* **Goal**:
Can you copy out the data exactly? Leave the images out.

Source data
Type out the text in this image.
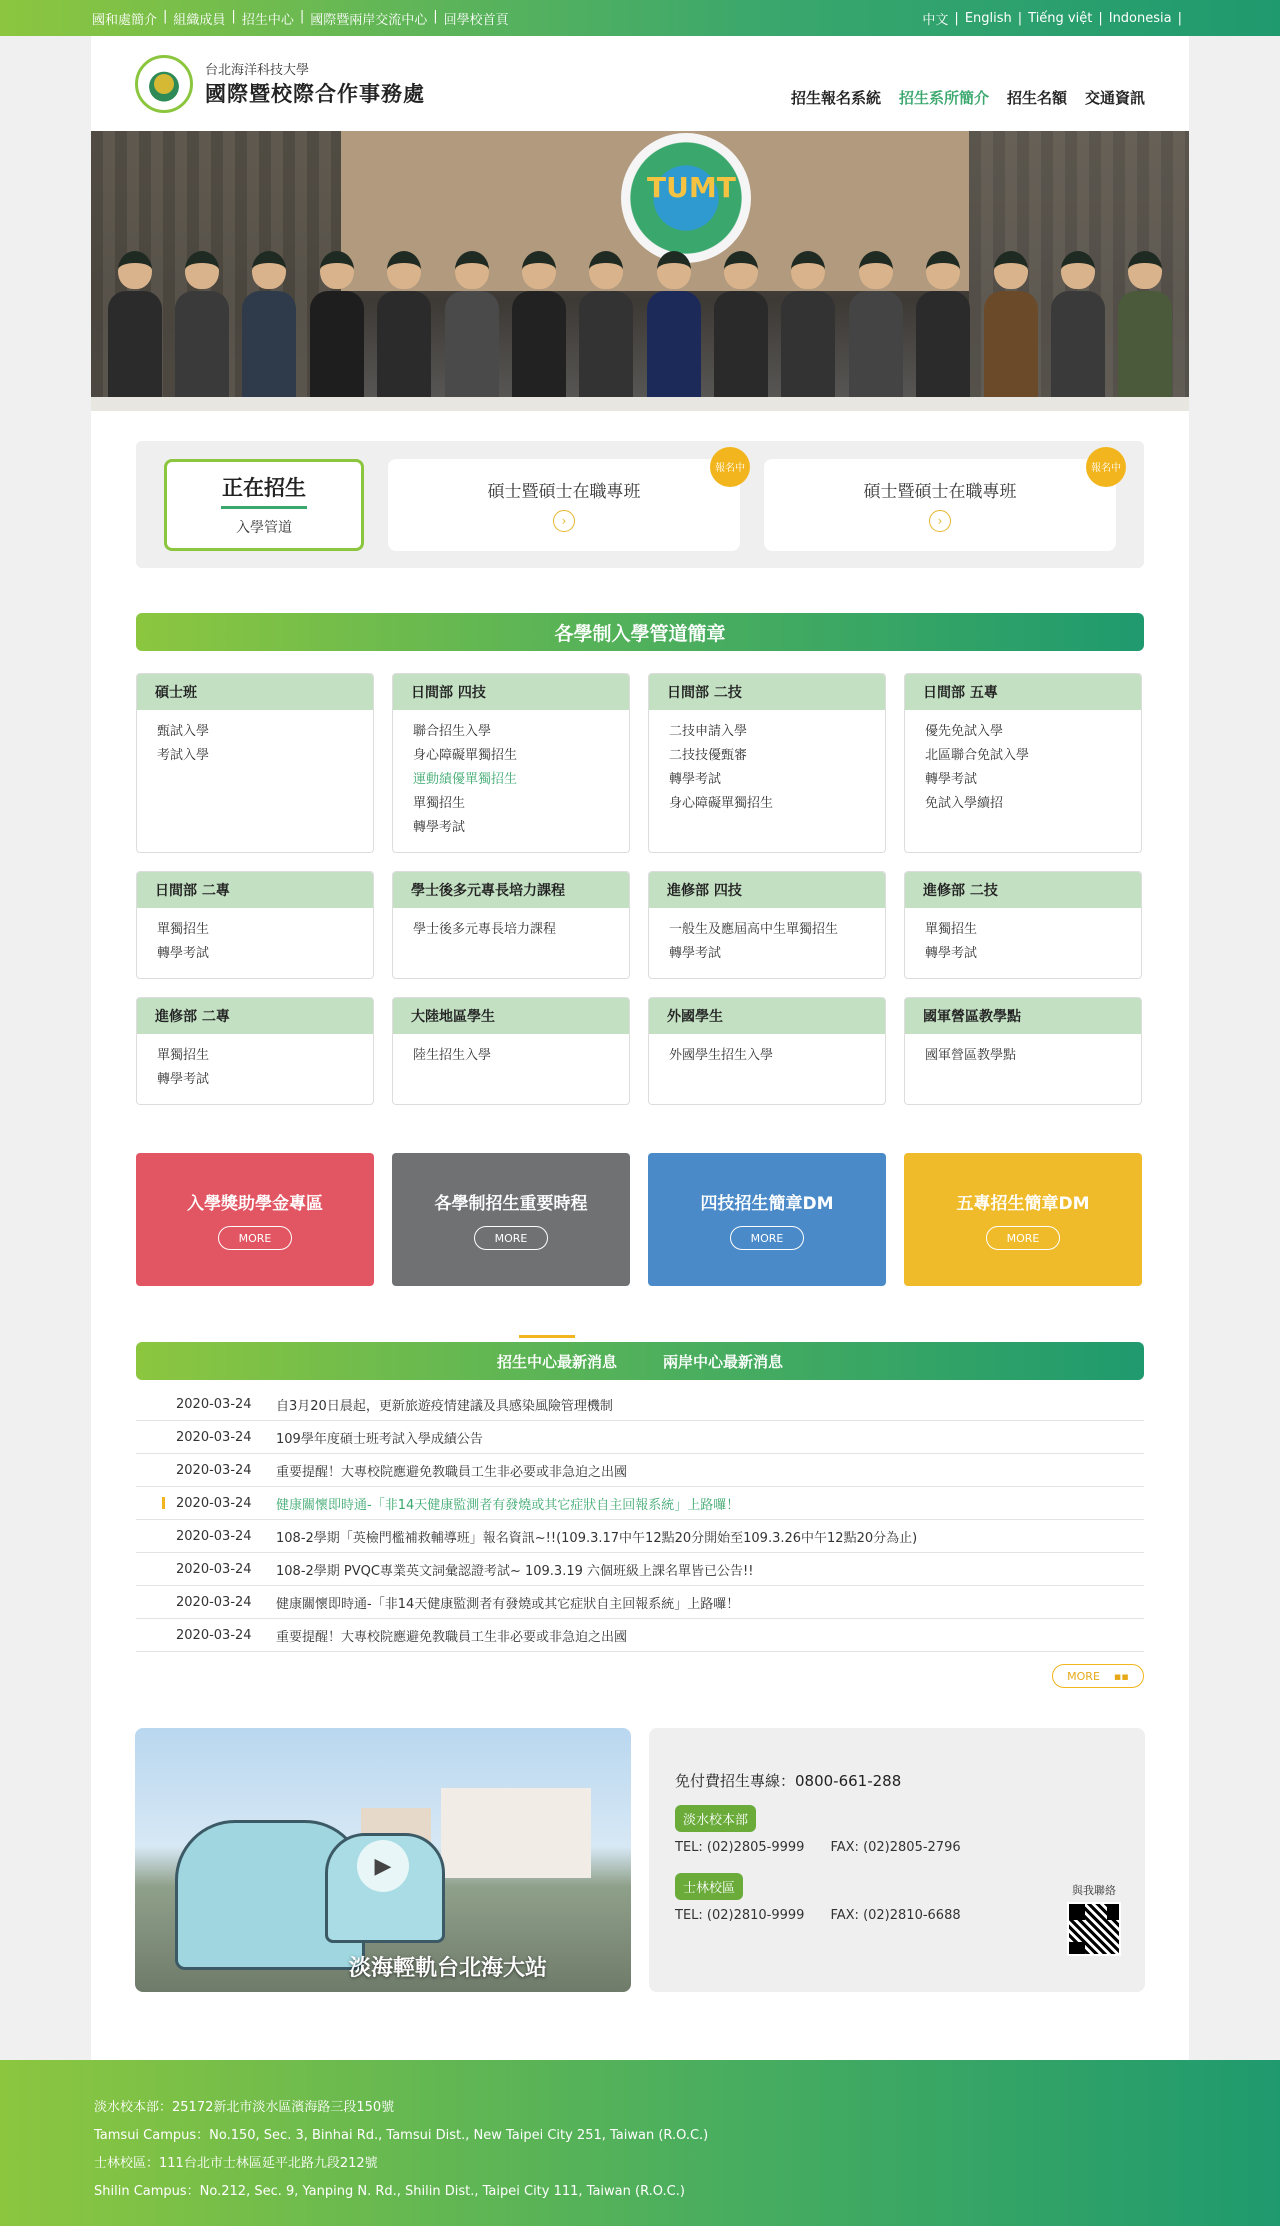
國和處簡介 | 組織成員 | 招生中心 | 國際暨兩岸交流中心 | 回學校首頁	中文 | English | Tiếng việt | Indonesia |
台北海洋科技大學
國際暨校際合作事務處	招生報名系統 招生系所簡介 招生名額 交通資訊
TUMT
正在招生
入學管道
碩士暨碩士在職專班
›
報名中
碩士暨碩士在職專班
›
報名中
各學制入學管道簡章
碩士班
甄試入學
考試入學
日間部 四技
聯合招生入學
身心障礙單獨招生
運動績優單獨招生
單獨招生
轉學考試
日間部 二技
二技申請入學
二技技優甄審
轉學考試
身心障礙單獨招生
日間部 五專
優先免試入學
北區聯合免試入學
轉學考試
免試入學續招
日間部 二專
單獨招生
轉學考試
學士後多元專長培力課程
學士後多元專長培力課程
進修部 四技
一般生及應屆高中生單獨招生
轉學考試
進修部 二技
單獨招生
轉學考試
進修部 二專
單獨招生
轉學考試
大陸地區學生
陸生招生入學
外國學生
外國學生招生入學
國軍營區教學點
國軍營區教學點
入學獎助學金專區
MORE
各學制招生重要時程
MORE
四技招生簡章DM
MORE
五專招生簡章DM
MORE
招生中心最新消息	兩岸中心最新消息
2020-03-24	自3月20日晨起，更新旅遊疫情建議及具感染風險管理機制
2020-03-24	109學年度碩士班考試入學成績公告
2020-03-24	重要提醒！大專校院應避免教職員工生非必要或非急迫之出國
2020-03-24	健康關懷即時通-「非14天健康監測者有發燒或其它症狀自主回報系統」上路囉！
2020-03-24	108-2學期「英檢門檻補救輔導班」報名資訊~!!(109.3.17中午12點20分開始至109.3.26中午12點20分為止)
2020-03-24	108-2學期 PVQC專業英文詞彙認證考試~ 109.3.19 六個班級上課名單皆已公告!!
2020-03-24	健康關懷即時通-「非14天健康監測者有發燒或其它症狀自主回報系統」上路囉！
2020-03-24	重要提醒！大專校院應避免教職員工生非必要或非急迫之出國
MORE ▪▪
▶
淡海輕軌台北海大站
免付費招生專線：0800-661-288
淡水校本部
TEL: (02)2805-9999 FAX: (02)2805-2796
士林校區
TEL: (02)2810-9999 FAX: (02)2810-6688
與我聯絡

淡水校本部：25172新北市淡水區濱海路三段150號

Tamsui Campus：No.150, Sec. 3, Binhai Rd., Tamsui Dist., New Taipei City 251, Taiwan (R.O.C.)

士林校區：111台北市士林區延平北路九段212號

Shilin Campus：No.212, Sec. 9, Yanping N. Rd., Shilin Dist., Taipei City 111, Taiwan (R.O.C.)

* **Answer to this task**:
Type out the text in this image.
國和處簡介 | 組織成員 | 招生中心 | 國際暨兩岸交流中心 | 回學校首頁	中文 | English | Tiếng việt | Indonesia |
台北海洋科技大學
國際暨校際合作事務處	招生報名系統 招生系所簡介 招生名額 交通資訊
TUMT
正在招生
入學管道
碩士暨碩士在職專班
›
報名中
碩士暨碩士在職專班
›
報名中
各學制入學管道簡章
碩士班
甄試入學
考試入學
日間部 四技
聯合招生入學
身心障礙單獨招生
運動績優單獨招生
單獨招生
轉學考試
日間部 二技
二技申請入學
二技技優甄審
轉學考試
身心障礙單獨招生
日間部 五專
優先免試入學
北區聯合免試入學
轉學考試
免試入學續招
日間部 二專
單獨招生
轉學考試
學士後多元專長培力課程
學士後多元專長培力課程
進修部 四技
一般生及應屆高中生單獨招生
轉學考試
進修部 二技
單獨招生
轉學考試
進修部 二專
單獨招生
轉學考試
大陸地區學生
陸生招生入學
外國學生
外國學生招生入學
國軍營區教學點
國軍營區教學點
入學獎助學金專區
MORE
各學制招生重要時程
MORE
四技招生簡章DM
MORE
五專招生簡章DM
MORE
招生中心最新消息	兩岸中心最新消息
2020-03-24	自3月20日晨起，更新旅遊疫情建議及具感染風險管理機制
2020-03-24	109學年度碩士班考試入學成績公告
2020-03-24	重要提醒！大專校院應避免教職員工生非必要或非急迫之出國
2020-03-24	健康關懷即時通-「非14天健康監測者有發燒或其它症狀自主回報系統」上路囉！
2020-03-24	108-2學期「英檢門檻補救輔導班」報名資訊~!!(109.3.17中午12點20分開始至109.3.26中午12點20分為止)
2020-03-24	108-2學期 PVQC專業英文詞彙認證考試~ 109.3.19 六個班級上課名單皆已公告!!
2020-03-24	健康關懷即時通-「非14天健康監測者有發燒或其它症狀自主回報系統」上路囉！
2020-03-24	重要提醒！大專校院應避免教職員工生非必要或非急迫之出國
MORE ▪▪
▶
淡海輕軌台北海大站
免付費招生專線：0800-661-288
淡水校本部
TEL: (02)2805-9999 FAX: (02)2805-2796
士林校區
TEL: (02)2810-9999 FAX: (02)2810-6688
與我聯絡

淡水校本部：25172新北市淡水區濱海路三段150號

Tamsui Campus：No.150, Sec. 3, Binhai Rd., Tamsui Dist., New Taipei City 251, Taiwan (R.O.C.)

士林校區：111台北市士林區延平北路九段212號

Shilin Campus：No.212, Sec. 9, Yanping N. Rd., Shilin Dist., Taipei City 111, Taiwan (R.O.C.)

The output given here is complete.